Data records:

═══

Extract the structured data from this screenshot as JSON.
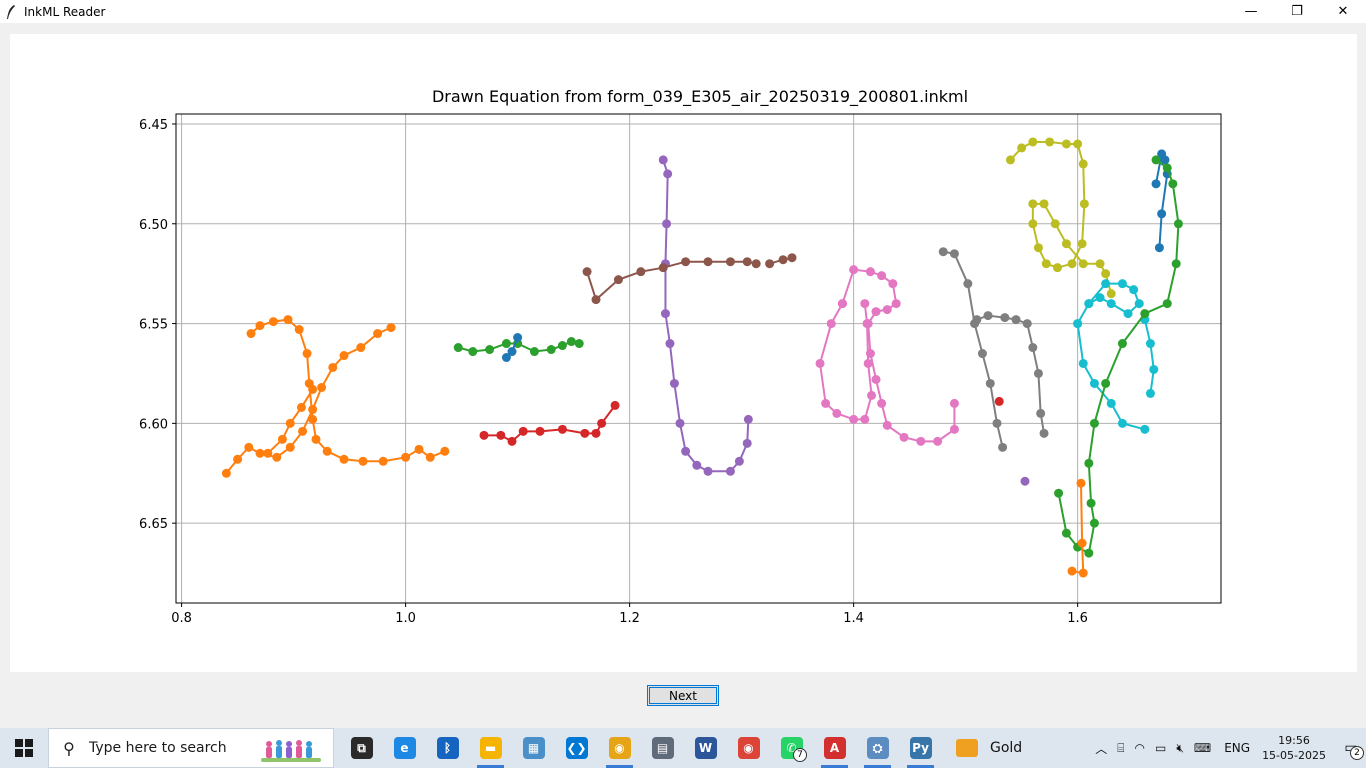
{
  "window": {
    "title": "InkML Reader",
    "minimize_glyph": "—",
    "maximize_glyph": "❐",
    "close_glyph": "✕"
  },
  "chart_data": {
    "type": "scatter",
    "title": "Drawn Equation from form_039_E305_air_20250319_200801.inkml",
    "xlabel": "",
    "ylabel": "",
    "xlim": [
      0.795,
      1.728
    ],
    "ylim": [
      6.69,
      6.445
    ],
    "y_inverted": true,
    "grid": true,
    "xticks": [
      "0.8",
      "1.0",
      "1.2",
      "1.4",
      "1.6"
    ],
    "xtick_values": [
      0.8,
      1.0,
      1.2,
      1.4,
      1.6
    ],
    "yticks": [
      "6.45",
      "6.50",
      "6.55",
      "6.60",
      "6.65"
    ],
    "ytick_values": [
      6.45,
      6.5,
      6.55,
      6.6,
      6.65
    ],
    "series": [
      {
        "color": "#ff7f0e",
        "points": [
          [
            0.987,
            6.552
          ],
          [
            0.975,
            6.555
          ],
          [
            0.96,
            6.562
          ],
          [
            0.945,
            6.566
          ],
          [
            0.935,
            6.572
          ],
          [
            0.925,
            6.582
          ],
          [
            0.917,
            6.593
          ],
          [
            0.908,
            6.604
          ],
          [
            0.897,
            6.612
          ],
          [
            0.885,
            6.617
          ],
          [
            0.87,
            6.615
          ],
          [
            0.86,
            6.612
          ],
          [
            0.85,
            6.618
          ],
          [
            0.84,
            6.625
          ]
        ]
      },
      {
        "color": "#ff7f0e",
        "points": [
          [
            0.862,
            6.555
          ],
          [
            0.87,
            6.551
          ],
          [
            0.882,
            6.549
          ],
          [
            0.895,
            6.548
          ],
          [
            0.905,
            6.553
          ],
          [
            0.912,
            6.565
          ],
          [
            0.914,
            6.58
          ],
          [
            0.917,
            6.598
          ],
          [
            0.92,
            6.608
          ],
          [
            0.93,
            6.614
          ],
          [
            0.945,
            6.618
          ],
          [
            0.962,
            6.619
          ],
          [
            0.98,
            6.619
          ],
          [
            1.0,
            6.617
          ],
          [
            1.012,
            6.613
          ],
          [
            1.022,
            6.617
          ],
          [
            1.035,
            6.614
          ]
        ]
      },
      {
        "color": "#ff7f0e",
        "points": [
          [
            0.917,
            6.583
          ],
          [
            0.907,
            6.592
          ],
          [
            0.897,
            6.6
          ],
          [
            0.89,
            6.608
          ],
          [
            0.877,
            6.615
          ]
        ]
      },
      {
        "color": "#2ca02c",
        "points": [
          [
            1.047,
            6.562
          ],
          [
            1.06,
            6.564
          ],
          [
            1.075,
            6.563
          ],
          [
            1.09,
            6.56
          ],
          [
            1.1,
            6.56
          ],
          [
            1.115,
            6.564
          ],
          [
            1.13,
            6.563
          ],
          [
            1.14,
            6.561
          ],
          [
            1.148,
            6.559
          ],
          [
            1.155,
            6.56
          ]
        ]
      },
      {
        "color": "#1f77b4",
        "points": [
          [
            1.09,
            6.567
          ],
          [
            1.095,
            6.564
          ],
          [
            1.1,
            6.557
          ]
        ]
      },
      {
        "color": "#d62728",
        "points": [
          [
            1.07,
            6.606
          ],
          [
            1.085,
            6.606
          ],
          [
            1.095,
            6.609
          ],
          [
            1.105,
            6.604
          ],
          [
            1.12,
            6.604
          ],
          [
            1.14,
            6.603
          ],
          [
            1.16,
            6.605
          ],
          [
            1.17,
            6.605
          ],
          [
            1.175,
            6.6
          ],
          [
            1.187,
            6.591
          ]
        ]
      },
      {
        "color": "#9467bd",
        "points": [
          [
            1.23,
            6.468
          ],
          [
            1.234,
            6.475
          ],
          [
            1.233,
            6.5
          ],
          [
            1.232,
            6.52
          ],
          [
            1.232,
            6.545
          ],
          [
            1.236,
            6.56
          ],
          [
            1.24,
            6.58
          ],
          [
            1.245,
            6.6
          ],
          [
            1.25,
            6.614
          ],
          [
            1.26,
            6.621
          ],
          [
            1.27,
            6.624
          ],
          [
            1.29,
            6.624
          ],
          [
            1.298,
            6.619
          ],
          [
            1.305,
            6.61
          ],
          [
            1.306,
            6.598
          ]
        ]
      },
      {
        "color": "#8c564b",
        "points": [
          [
            1.162,
            6.524
          ],
          [
            1.17,
            6.538
          ],
          [
            1.19,
            6.528
          ],
          [
            1.21,
            6.524
          ],
          [
            1.23,
            6.522
          ],
          [
            1.25,
            6.519
          ],
          [
            1.27,
            6.519
          ],
          [
            1.29,
            6.519
          ],
          [
            1.305,
            6.519
          ],
          [
            1.313,
            6.52
          ]
        ]
      },
      {
        "color": "#8c564b",
        "points": [
          [
            1.325,
            6.52
          ],
          [
            1.337,
            6.518
          ],
          [
            1.345,
            6.517
          ]
        ]
      },
      {
        "color": "#e377c2",
        "points": [
          [
            1.39,
            6.54
          ],
          [
            1.4,
            6.523
          ],
          [
            1.415,
            6.524
          ],
          [
            1.425,
            6.526
          ],
          [
            1.435,
            6.53
          ],
          [
            1.438,
            6.54
          ],
          [
            1.43,
            6.543
          ],
          [
            1.42,
            6.544
          ],
          [
            1.413,
            6.55
          ],
          [
            1.415,
            6.565
          ],
          [
            1.42,
            6.578
          ],
          [
            1.425,
            6.59
          ],
          [
            1.43,
            6.601
          ],
          [
            1.445,
            6.607
          ],
          [
            1.46,
            6.609
          ],
          [
            1.475,
            6.609
          ],
          [
            1.49,
            6.603
          ],
          [
            1.49,
            6.59
          ]
        ]
      },
      {
        "color": "#e377c2",
        "points": [
          [
            1.39,
            6.54
          ],
          [
            1.38,
            6.55
          ],
          [
            1.37,
            6.57
          ],
          [
            1.375,
            6.59
          ],
          [
            1.385,
            6.595
          ],
          [
            1.4,
            6.598
          ],
          [
            1.41,
            6.598
          ],
          [
            1.416,
            6.586
          ],
          [
            1.413,
            6.57
          ],
          [
            1.412,
            6.55
          ],
          [
            1.41,
            6.54
          ]
        ]
      },
      {
        "color": "#7f7f7f",
        "points": [
          [
            1.48,
            6.514
          ],
          [
            1.49,
            6.515
          ],
          [
            1.502,
            6.53
          ],
          [
            1.508,
            6.55
          ],
          [
            1.515,
            6.565
          ],
          [
            1.522,
            6.58
          ],
          [
            1.528,
            6.6
          ],
          [
            1.533,
            6.612
          ]
        ]
      },
      {
        "color": "#7f7f7f",
        "points": [
          [
            1.51,
            6.548
          ],
          [
            1.52,
            6.546
          ],
          [
            1.535,
            6.547
          ],
          [
            1.545,
            6.548
          ],
          [
            1.555,
            6.55
          ],
          [
            1.56,
            6.562
          ],
          [
            1.565,
            6.575
          ],
          [
            1.567,
            6.595
          ],
          [
            1.57,
            6.605
          ]
        ]
      },
      {
        "color": "#bcbd22",
        "points": [
          [
            1.54,
            6.468
          ],
          [
            1.55,
            6.462
          ],
          [
            1.56,
            6.459
          ],
          [
            1.575,
            6.459
          ],
          [
            1.59,
            6.46
          ],
          [
            1.6,
            6.46
          ],
          [
            1.605,
            6.47
          ],
          [
            1.606,
            6.49
          ],
          [
            1.604,
            6.51
          ],
          [
            1.595,
            6.52
          ],
          [
            1.582,
            6.522
          ],
          [
            1.572,
            6.52
          ],
          [
            1.565,
            6.512
          ],
          [
            1.56,
            6.5
          ],
          [
            1.56,
            6.49
          ],
          [
            1.57,
            6.49
          ],
          [
            1.58,
            6.5
          ],
          [
            1.59,
            6.51
          ],
          [
            1.605,
            6.52
          ],
          [
            1.62,
            6.52
          ],
          [
            1.625,
            6.525
          ],
          [
            1.63,
            6.535
          ]
        ]
      },
      {
        "color": "#17becf",
        "points": [
          [
            1.6,
            6.55
          ],
          [
            1.61,
            6.54
          ],
          [
            1.625,
            6.53
          ],
          [
            1.64,
            6.53
          ],
          [
            1.65,
            6.533
          ],
          [
            1.655,
            6.54
          ],
          [
            1.645,
            6.545
          ],
          [
            1.63,
            6.54
          ],
          [
            1.62,
            6.537
          ],
          [
            1.61,
            6.54
          ],
          [
            1.6,
            6.55
          ],
          [
            1.605,
            6.57
          ],
          [
            1.615,
            6.58
          ],
          [
            1.63,
            6.59
          ],
          [
            1.64,
            6.6
          ],
          [
            1.66,
            6.603
          ]
        ]
      },
      {
        "color": "#17becf",
        "points": [
          [
            1.66,
            6.548
          ],
          [
            1.665,
            6.56
          ],
          [
            1.668,
            6.573
          ],
          [
            1.665,
            6.585
          ]
        ]
      },
      {
        "color": "#1f77b4",
        "points": [
          [
            1.67,
            6.48
          ],
          [
            1.675,
            6.465
          ],
          [
            1.678,
            6.468
          ],
          [
            1.68,
            6.475
          ],
          [
            1.675,
            6.495
          ],
          [
            1.673,
            6.512
          ]
        ]
      },
      {
        "color": "#2ca02c",
        "points": [
          [
            1.67,
            6.468
          ],
          [
            1.68,
            6.472
          ],
          [
            1.685,
            6.48
          ],
          [
            1.69,
            6.5
          ],
          [
            1.688,
            6.52
          ],
          [
            1.68,
            6.54
          ],
          [
            1.66,
            6.545
          ],
          [
            1.64,
            6.56
          ],
          [
            1.625,
            6.58
          ],
          [
            1.615,
            6.6
          ],
          [
            1.61,
            6.62
          ],
          [
            1.612,
            6.64
          ],
          [
            1.615,
            6.65
          ],
          [
            1.61,
            6.665
          ],
          [
            1.6,
            6.662
          ],
          [
            1.59,
            6.655
          ],
          [
            1.583,
            6.635
          ]
        ]
      },
      {
        "color": "#ff7f0e",
        "points": [
          [
            1.603,
            6.63
          ],
          [
            1.604,
            6.66
          ],
          [
            1.605,
            6.675
          ],
          [
            1.595,
            6.674
          ]
        ]
      },
      {
        "color": "#d62728",
        "points": [
          [
            1.53,
            6.589
          ]
        ]
      },
      {
        "color": "#9467bd",
        "points": [
          [
            1.553,
            6.629
          ]
        ]
      }
    ]
  },
  "buttons": {
    "next_label": "Next"
  },
  "taskbar": {
    "search_placeholder": "Type here to search",
    "gold_label": "Gold",
    "whatsapp_badge": "7",
    "language": "ENG",
    "time": "19:56",
    "date": "15-05-2025",
    "notification_count": "2",
    "icons": [
      {
        "name": "task-view-icon",
        "glyph": "⧉",
        "color": "#2a2a2a",
        "running": false
      },
      {
        "name": "edge-icon",
        "glyph": "e",
        "color": "#1e88e5",
        "running": false
      },
      {
        "name": "bluetooth-icon",
        "glyph": "ᛒ",
        "color": "#1565c0",
        "running": false
      },
      {
        "name": "file-explorer-icon",
        "glyph": "▬",
        "color": "#f4b400",
        "running": true
      },
      {
        "name": "control-panel-icon",
        "glyph": "▦",
        "color": "#4a90c8",
        "running": false
      },
      {
        "name": "vscode-icon",
        "glyph": "❮❯",
        "color": "#0078d4",
        "running": false
      },
      {
        "name": "chrome-canary-icon",
        "glyph": "◉",
        "color": "#e6a417",
        "running": true
      },
      {
        "name": "calculator-icon",
        "glyph": "▤",
        "color": "#5f6b7a",
        "running": false
      },
      {
        "name": "word-icon",
        "glyph": "W",
        "color": "#2b579a",
        "running": false
      },
      {
        "name": "chrome-icon",
        "glyph": "◉",
        "color": "#db4437",
        "running": false
      },
      {
        "name": "whatsapp-icon",
        "glyph": "✆",
        "color": "#25d366",
        "running": false
      },
      {
        "name": "acrobat-icon",
        "glyph": "A",
        "color": "#d32f2f",
        "running": true
      },
      {
        "name": "network-app-icon",
        "glyph": "⛭",
        "color": "#5d8cc0",
        "running": true
      },
      {
        "name": "python-icon",
        "glyph": "Py",
        "color": "#3776ab",
        "running": true
      }
    ]
  }
}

═══

**EXERCISE BRIEF**
State how many lines of the records above contain the word "title", giving only that number.

**REPLY TO THE TASK**
2